* Goal of the exercise
In the lines below, find how many contain the word "JSON" and report that figure alone.

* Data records
** begin **
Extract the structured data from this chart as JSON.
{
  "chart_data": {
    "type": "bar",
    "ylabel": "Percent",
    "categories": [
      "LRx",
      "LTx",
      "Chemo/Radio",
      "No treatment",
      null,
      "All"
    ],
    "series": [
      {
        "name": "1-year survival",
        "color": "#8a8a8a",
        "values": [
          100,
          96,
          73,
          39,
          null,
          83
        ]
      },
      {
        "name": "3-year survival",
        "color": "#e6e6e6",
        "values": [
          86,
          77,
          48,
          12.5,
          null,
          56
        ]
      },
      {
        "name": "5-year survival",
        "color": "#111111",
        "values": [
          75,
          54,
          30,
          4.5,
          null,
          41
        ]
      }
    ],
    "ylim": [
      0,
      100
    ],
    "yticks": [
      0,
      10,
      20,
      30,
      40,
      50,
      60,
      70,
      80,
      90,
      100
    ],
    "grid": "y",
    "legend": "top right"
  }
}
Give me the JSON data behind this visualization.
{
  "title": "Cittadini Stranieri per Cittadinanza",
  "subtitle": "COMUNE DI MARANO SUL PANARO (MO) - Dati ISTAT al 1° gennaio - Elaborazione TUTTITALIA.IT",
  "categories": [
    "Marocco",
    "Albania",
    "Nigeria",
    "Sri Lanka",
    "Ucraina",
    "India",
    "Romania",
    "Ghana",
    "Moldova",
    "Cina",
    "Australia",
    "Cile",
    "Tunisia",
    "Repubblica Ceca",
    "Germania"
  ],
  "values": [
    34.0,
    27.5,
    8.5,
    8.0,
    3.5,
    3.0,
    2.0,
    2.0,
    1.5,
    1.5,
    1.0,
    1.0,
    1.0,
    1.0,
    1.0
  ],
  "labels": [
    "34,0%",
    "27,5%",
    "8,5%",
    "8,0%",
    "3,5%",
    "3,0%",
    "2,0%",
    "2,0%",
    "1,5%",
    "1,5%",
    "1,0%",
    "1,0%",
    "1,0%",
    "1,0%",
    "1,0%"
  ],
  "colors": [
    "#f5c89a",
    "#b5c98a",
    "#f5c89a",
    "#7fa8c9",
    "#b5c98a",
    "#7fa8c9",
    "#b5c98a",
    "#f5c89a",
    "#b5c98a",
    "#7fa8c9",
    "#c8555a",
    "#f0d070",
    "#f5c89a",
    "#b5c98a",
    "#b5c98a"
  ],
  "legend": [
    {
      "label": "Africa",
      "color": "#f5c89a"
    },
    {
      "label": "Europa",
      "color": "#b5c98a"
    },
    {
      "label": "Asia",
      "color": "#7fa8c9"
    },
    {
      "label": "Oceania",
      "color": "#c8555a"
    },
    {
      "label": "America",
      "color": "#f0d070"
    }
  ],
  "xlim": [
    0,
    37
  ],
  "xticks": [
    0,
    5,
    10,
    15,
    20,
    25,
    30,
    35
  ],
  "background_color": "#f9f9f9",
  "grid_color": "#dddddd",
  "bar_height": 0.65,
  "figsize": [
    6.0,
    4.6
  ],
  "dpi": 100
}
** end **
* Solution to the problem
2